MATERIAL FOR THE TASK:
==================================================

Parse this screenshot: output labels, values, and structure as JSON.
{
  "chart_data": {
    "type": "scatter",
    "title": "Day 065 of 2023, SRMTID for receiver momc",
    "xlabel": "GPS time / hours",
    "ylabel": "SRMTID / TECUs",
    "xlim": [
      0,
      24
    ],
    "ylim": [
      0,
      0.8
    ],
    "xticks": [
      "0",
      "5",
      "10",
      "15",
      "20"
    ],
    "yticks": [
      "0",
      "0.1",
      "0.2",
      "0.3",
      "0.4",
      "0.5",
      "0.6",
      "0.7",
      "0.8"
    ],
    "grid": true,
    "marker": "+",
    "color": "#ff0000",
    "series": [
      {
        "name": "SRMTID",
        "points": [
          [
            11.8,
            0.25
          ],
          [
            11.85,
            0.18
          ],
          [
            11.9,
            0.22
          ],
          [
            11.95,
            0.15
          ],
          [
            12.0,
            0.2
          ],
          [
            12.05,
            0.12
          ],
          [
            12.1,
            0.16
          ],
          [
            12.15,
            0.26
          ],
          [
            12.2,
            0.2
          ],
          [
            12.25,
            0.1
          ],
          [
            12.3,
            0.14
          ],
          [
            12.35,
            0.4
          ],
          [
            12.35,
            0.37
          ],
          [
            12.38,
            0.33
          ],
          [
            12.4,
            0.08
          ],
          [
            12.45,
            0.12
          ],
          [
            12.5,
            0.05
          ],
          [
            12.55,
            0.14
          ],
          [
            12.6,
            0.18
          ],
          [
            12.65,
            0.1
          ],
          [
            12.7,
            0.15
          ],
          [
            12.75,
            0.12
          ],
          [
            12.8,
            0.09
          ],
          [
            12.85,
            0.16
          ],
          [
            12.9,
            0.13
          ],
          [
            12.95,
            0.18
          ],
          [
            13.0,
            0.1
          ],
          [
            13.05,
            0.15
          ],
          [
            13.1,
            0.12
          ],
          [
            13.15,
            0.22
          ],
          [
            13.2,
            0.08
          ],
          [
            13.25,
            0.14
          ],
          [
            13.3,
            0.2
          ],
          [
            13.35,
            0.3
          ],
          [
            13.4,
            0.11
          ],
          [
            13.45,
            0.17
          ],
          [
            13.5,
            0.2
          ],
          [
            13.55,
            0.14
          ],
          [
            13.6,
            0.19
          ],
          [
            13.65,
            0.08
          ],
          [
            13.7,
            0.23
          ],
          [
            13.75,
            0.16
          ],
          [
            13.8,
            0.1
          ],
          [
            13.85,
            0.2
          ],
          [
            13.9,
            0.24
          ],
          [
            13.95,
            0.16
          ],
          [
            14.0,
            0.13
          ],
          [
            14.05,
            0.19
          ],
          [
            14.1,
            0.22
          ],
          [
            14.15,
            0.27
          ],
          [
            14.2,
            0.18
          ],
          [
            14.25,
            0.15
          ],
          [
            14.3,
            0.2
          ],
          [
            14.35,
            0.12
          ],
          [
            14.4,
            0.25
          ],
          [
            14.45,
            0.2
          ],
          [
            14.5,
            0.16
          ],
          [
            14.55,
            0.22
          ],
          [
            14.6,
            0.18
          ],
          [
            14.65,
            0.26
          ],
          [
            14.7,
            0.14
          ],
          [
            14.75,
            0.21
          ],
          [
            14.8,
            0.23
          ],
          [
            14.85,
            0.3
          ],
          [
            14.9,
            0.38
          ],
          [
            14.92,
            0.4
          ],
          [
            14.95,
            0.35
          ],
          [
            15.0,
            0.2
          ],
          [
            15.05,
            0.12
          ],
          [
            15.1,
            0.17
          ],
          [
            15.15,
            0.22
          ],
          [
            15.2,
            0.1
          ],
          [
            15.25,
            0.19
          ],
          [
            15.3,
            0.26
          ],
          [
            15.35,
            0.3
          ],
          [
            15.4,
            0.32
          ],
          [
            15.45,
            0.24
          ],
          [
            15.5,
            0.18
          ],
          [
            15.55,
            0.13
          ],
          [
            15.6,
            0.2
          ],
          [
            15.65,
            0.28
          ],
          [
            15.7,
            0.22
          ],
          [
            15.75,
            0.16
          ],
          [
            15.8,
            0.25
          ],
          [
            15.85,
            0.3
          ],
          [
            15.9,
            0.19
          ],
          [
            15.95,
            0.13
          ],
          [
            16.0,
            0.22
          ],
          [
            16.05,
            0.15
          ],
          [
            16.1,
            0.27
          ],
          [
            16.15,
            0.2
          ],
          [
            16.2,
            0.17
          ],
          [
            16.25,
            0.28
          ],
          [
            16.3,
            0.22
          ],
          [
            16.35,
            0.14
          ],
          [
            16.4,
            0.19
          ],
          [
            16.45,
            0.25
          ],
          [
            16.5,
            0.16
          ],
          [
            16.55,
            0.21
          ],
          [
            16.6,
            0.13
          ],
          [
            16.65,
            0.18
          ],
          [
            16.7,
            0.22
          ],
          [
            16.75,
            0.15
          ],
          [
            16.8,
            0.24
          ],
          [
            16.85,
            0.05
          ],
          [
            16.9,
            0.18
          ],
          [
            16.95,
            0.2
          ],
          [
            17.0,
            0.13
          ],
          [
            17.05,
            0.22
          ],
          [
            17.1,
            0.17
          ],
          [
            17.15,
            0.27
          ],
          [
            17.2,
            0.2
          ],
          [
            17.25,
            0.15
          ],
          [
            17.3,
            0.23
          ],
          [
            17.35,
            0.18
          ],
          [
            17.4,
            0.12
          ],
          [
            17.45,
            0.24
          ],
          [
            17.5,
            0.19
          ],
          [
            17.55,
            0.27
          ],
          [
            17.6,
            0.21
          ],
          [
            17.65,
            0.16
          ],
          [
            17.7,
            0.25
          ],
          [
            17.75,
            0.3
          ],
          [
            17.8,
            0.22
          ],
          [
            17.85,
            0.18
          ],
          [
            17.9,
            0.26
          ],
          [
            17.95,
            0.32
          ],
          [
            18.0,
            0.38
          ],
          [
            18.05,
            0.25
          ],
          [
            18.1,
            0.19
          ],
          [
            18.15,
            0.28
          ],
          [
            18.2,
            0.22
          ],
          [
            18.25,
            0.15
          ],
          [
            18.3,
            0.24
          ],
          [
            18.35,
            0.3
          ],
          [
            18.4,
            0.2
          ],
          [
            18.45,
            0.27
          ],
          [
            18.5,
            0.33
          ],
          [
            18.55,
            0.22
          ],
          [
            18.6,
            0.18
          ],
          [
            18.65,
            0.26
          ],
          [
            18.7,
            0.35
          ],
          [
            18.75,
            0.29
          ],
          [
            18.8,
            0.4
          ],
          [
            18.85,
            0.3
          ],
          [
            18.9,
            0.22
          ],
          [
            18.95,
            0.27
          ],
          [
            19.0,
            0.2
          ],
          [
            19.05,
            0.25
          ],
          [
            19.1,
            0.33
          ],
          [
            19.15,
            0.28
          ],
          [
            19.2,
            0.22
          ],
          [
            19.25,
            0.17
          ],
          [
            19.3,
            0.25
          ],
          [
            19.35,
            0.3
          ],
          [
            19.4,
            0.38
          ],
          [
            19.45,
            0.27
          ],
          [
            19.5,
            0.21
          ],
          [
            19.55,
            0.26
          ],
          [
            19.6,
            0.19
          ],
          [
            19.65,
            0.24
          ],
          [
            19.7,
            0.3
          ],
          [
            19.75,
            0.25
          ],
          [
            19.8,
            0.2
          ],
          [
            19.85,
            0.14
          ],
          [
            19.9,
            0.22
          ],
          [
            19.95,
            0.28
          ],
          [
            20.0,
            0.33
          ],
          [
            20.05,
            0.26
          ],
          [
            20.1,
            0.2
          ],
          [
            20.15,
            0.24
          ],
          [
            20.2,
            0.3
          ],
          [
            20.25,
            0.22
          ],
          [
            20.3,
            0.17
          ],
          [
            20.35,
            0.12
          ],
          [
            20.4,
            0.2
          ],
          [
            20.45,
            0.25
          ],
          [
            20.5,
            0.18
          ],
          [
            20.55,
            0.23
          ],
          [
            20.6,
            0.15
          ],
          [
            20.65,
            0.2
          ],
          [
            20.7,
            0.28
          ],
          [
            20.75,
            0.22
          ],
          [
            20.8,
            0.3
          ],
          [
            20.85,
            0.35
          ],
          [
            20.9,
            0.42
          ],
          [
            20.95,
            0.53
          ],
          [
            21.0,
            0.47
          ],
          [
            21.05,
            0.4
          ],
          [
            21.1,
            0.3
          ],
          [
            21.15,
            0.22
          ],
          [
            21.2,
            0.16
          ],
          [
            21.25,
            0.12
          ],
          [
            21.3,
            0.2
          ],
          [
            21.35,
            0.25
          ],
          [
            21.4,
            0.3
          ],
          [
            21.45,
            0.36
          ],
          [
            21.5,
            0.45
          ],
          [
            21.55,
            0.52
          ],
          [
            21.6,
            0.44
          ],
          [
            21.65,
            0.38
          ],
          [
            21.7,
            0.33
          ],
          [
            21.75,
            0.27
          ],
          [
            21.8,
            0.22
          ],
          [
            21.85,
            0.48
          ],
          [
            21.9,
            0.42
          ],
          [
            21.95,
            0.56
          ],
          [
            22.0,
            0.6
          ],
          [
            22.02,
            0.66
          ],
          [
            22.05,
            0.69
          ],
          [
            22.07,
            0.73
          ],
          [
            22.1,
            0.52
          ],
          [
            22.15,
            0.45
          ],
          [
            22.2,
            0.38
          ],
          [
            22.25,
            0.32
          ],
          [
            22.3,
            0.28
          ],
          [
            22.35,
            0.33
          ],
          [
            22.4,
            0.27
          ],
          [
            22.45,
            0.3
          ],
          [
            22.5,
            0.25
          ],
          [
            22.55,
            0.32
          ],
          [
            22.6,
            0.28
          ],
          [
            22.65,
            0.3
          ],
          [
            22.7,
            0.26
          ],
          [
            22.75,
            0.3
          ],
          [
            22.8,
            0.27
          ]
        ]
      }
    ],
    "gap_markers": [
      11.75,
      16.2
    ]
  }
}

==================================================

PROBLEM REQUIREMENTS:
Filter the listing above for the string "SRMTID" and copy every matching line.

COMPLETE ANSWER:
    "title": "Day 065 of 2023, SRMTID for receiver momc",
    "ylabel": "SRMTID / TECUs",
        "name": "SRMTID",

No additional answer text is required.